Using the listing below, give the number of lines where "page" appears, and nothing else.

# START OF DATA SUPPLIED

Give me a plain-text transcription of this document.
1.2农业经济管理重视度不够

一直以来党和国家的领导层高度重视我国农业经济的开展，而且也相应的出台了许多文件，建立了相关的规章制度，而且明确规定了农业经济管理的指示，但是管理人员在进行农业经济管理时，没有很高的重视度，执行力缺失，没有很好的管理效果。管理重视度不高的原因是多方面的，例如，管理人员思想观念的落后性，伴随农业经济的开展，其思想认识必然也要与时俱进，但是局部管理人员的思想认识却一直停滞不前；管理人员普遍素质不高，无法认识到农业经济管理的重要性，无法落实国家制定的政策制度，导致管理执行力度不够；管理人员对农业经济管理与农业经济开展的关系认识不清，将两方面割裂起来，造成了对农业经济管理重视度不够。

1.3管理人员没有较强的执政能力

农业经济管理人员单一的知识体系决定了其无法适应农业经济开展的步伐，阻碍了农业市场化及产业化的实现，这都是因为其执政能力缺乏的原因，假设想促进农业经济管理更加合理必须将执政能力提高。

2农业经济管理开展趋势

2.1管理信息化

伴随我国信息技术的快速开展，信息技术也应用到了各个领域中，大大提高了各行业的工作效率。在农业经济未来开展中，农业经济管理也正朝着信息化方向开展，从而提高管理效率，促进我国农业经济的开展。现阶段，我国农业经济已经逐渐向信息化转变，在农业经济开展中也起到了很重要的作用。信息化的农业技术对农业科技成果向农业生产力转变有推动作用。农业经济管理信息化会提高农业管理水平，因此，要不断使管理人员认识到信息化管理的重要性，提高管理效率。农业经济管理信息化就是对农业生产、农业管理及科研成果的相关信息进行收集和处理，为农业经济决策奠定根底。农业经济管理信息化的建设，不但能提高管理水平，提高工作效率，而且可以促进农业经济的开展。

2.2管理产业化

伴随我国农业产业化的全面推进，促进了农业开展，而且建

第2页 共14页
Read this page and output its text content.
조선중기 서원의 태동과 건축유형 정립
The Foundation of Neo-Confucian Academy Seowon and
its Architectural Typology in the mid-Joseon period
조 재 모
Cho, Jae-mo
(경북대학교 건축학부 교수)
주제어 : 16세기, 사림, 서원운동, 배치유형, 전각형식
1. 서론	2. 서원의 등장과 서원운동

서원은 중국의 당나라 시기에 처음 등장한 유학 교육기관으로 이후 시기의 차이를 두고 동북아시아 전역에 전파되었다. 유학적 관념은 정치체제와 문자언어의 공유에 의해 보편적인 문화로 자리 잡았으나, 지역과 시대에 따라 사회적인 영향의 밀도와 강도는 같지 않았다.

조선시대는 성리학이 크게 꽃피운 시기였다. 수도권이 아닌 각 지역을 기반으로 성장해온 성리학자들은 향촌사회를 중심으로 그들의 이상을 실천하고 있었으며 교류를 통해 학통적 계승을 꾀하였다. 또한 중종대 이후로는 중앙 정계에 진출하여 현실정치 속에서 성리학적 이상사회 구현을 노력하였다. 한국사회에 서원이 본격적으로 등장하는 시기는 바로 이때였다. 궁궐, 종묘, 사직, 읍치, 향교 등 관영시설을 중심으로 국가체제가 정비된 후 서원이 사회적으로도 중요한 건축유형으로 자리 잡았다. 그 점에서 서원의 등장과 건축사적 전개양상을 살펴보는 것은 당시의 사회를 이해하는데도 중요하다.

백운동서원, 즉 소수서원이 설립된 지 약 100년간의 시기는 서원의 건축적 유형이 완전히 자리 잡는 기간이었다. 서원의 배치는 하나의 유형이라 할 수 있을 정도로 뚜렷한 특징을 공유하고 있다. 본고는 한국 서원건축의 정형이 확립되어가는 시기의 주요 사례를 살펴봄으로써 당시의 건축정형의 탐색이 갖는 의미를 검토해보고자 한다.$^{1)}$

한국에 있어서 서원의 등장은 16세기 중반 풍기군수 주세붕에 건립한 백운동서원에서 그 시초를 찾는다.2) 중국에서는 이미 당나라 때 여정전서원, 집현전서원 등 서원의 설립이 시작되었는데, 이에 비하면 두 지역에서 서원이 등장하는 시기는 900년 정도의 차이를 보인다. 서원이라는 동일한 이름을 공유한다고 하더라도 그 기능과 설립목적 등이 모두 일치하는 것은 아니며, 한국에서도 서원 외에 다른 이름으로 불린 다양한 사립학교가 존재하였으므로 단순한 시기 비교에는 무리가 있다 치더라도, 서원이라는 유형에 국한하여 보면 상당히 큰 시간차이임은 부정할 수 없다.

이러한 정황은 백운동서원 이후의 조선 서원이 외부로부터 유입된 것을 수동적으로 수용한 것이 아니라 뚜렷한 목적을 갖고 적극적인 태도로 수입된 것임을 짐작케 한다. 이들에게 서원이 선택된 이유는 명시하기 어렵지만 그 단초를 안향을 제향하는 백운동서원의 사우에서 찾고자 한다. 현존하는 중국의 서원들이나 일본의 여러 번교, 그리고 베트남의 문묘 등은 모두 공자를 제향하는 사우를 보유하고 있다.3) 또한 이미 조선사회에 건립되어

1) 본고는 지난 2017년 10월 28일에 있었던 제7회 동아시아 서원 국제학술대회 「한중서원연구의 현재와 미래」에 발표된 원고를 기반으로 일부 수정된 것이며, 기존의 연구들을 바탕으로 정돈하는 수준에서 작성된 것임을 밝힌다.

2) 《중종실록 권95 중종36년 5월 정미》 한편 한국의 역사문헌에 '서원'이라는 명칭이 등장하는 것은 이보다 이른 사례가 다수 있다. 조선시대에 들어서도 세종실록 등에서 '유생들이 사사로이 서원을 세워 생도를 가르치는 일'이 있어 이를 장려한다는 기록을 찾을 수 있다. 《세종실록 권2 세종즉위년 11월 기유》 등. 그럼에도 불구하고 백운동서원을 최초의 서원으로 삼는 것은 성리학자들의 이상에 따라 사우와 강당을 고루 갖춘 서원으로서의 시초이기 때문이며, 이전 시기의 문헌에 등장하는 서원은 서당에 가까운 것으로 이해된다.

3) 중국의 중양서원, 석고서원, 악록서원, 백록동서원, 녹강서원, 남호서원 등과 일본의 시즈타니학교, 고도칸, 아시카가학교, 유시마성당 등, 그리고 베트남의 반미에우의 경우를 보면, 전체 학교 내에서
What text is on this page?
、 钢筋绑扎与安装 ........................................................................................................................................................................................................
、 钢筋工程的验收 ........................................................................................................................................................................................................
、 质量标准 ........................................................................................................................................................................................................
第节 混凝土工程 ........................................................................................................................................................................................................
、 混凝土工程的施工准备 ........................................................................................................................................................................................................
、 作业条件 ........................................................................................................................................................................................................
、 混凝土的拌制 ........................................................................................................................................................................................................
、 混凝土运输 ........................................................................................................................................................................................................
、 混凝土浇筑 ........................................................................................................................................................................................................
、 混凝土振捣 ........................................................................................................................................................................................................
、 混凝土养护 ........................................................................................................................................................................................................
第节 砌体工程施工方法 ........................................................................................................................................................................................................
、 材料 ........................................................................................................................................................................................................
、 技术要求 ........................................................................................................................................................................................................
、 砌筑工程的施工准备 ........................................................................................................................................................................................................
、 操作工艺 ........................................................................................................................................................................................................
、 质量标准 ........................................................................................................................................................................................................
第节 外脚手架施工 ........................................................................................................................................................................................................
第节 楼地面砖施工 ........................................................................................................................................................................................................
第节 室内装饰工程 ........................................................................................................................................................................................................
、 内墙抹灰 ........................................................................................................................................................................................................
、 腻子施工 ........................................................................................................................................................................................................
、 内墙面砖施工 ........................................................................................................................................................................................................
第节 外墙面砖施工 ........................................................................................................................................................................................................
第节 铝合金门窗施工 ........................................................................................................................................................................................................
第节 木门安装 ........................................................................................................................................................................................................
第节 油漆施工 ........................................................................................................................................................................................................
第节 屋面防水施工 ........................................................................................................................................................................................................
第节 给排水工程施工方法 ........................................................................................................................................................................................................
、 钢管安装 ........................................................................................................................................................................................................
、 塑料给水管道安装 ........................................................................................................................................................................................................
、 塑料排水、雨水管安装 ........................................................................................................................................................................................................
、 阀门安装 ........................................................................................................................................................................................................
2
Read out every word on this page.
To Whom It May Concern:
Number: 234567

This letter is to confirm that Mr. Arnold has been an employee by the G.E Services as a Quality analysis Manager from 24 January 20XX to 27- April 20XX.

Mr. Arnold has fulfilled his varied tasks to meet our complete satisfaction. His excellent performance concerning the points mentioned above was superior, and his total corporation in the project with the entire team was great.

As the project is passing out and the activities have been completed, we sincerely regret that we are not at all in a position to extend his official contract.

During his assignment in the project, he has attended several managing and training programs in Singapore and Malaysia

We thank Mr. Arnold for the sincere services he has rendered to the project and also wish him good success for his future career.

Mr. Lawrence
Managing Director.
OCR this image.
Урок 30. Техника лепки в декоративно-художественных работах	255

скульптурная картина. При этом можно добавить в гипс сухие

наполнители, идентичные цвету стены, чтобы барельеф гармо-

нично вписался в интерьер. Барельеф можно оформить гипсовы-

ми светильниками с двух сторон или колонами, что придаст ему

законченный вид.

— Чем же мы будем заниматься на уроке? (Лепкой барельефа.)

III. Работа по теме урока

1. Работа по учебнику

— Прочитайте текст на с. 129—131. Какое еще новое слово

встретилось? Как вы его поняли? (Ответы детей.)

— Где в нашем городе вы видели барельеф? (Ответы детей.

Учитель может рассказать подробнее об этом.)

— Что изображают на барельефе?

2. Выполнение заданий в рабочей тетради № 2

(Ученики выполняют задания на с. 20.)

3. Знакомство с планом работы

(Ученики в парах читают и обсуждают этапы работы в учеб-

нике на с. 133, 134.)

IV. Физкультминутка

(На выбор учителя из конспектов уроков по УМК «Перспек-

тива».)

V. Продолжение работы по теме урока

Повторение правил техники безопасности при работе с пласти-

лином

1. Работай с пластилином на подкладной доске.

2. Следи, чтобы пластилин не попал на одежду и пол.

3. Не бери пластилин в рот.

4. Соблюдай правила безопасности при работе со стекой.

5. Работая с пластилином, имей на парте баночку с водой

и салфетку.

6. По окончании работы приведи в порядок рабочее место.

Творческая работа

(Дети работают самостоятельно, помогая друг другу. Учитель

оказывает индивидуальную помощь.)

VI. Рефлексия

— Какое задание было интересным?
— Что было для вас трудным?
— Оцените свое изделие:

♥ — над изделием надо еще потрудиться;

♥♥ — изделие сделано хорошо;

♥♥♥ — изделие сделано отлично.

# END OF DATA SUPPLIED

• _EXERCISE RESPONSE_:
3